▸ Exercise objective:
Quote the records beneath, complete and exact. Leave out images.
##### Record excerpts #####
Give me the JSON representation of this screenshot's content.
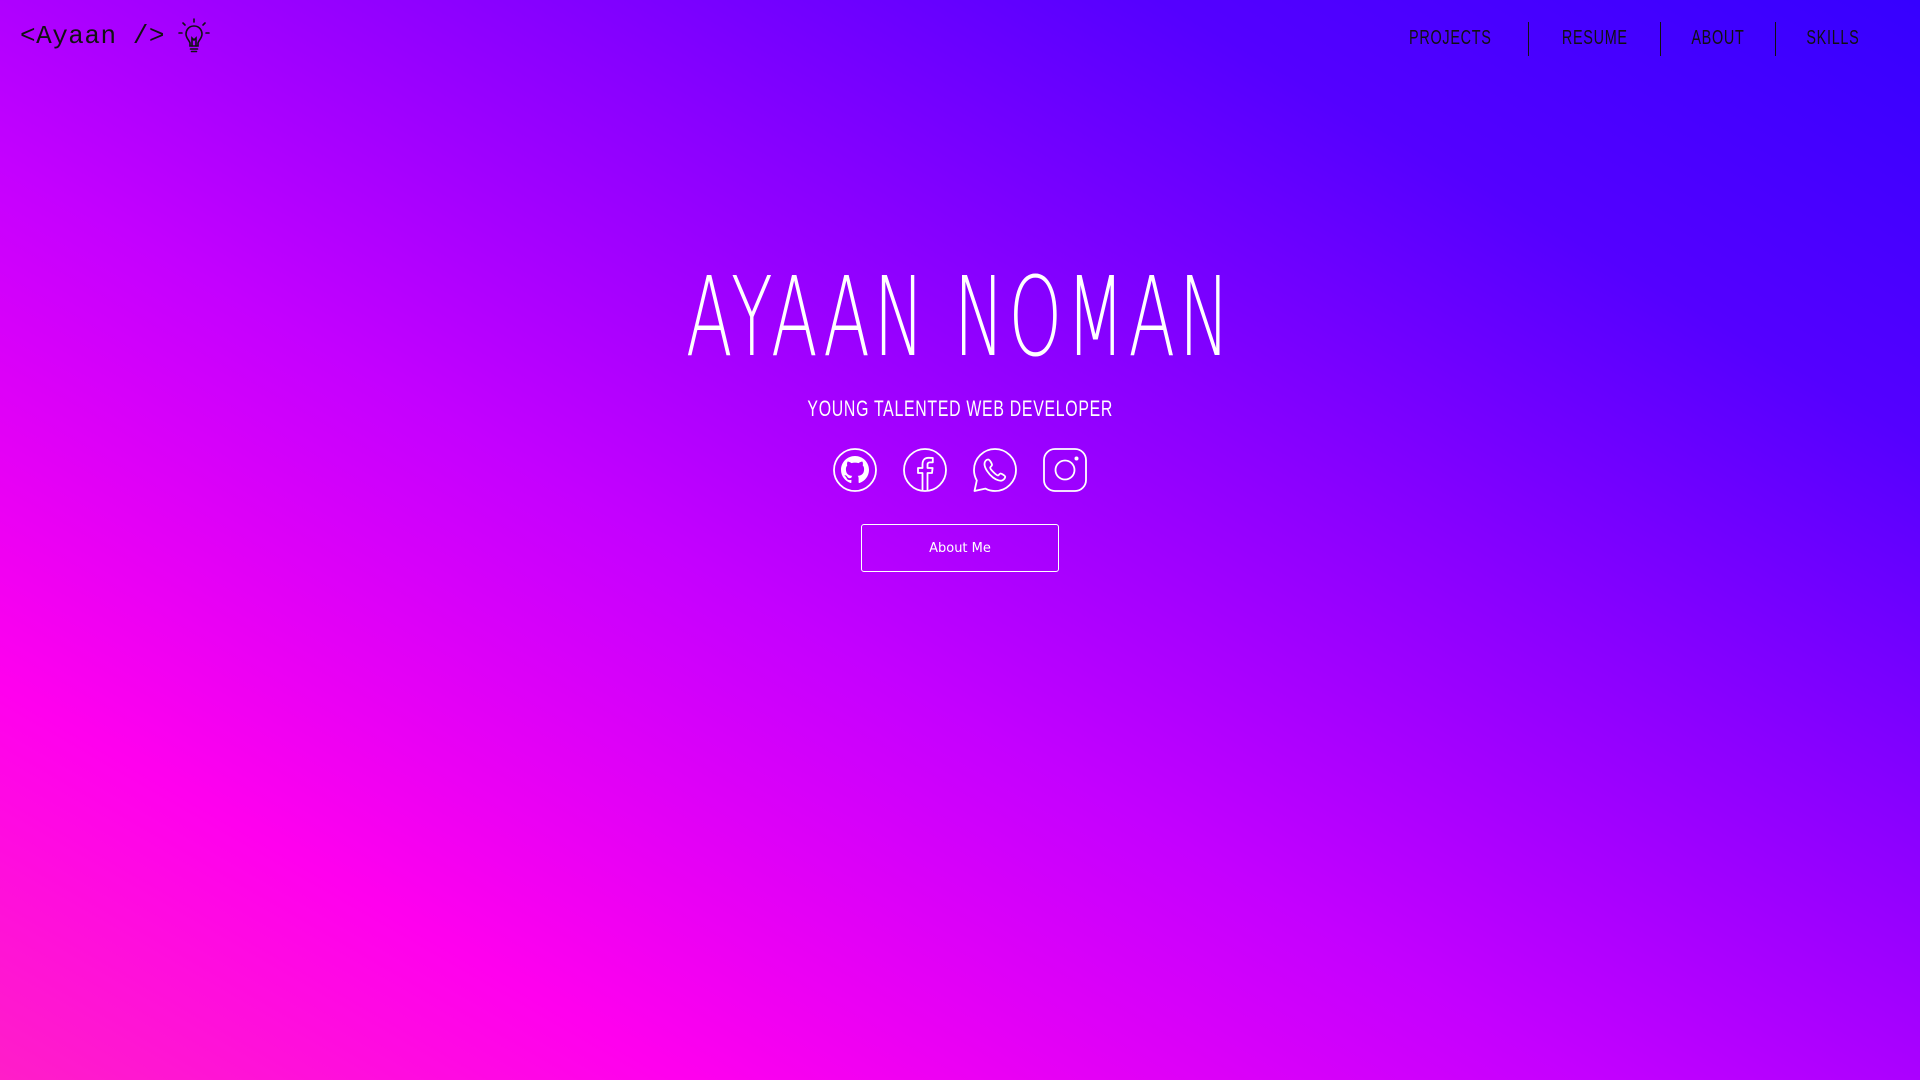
{
  "header": {
    "logo_text": "<Ayaan />",
    "logo_icon": "lightbulb-icon"
  },
  "nav": {
    "items": [
      {
        "label": "PROJECTS"
      },
      {
        "label": "RESUME"
      },
      {
        "label": "ABOUT"
      },
      {
        "label": "SKILLS"
      }
    ]
  },
  "hero": {
    "title": "AYAAN NOMAN",
    "subtitle": "YOUNG TALENTED WEB DEVELOPER",
    "socials": [
      "github-icon",
      "facebook-icon",
      "whatsapp-icon",
      "instagram-icon"
    ],
    "button_label": "About Me"
  },
  "colors": {
    "gradient_start": "#ff1ec8",
    "gradient_mid": "#c400ff",
    "gradient_end": "#3600ff",
    "text_light": "#ffffff",
    "text_dark": "#111111"
  }
}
#####
▸ Result:
Give me the JSON representation of this screenshot's content.
{
  "header": {
    "logo_text": "<Ayaan />",
    "logo_icon": "lightbulb-icon"
  },
  "nav": {
    "items": [
      {
        "label": "PROJECTS"
      },
      {
        "label": "RESUME"
      },
      {
        "label": "ABOUT"
      },
      {
        "label": "SKILLS"
      }
    ]
  },
  "hero": {
    "title": "AYAAN NOMAN",
    "subtitle": "YOUNG TALENTED WEB DEVELOPER",
    "socials": [
      "github-icon",
      "facebook-icon",
      "whatsapp-icon",
      "instagram-icon"
    ],
    "button_label": "About Me"
  },
  "colors": {
    "gradient_start": "#ff1ec8",
    "gradient_mid": "#c400ff",
    "gradient_end": "#3600ff",
    "text_light": "#ffffff",
    "text_dark": "#111111"
  }
}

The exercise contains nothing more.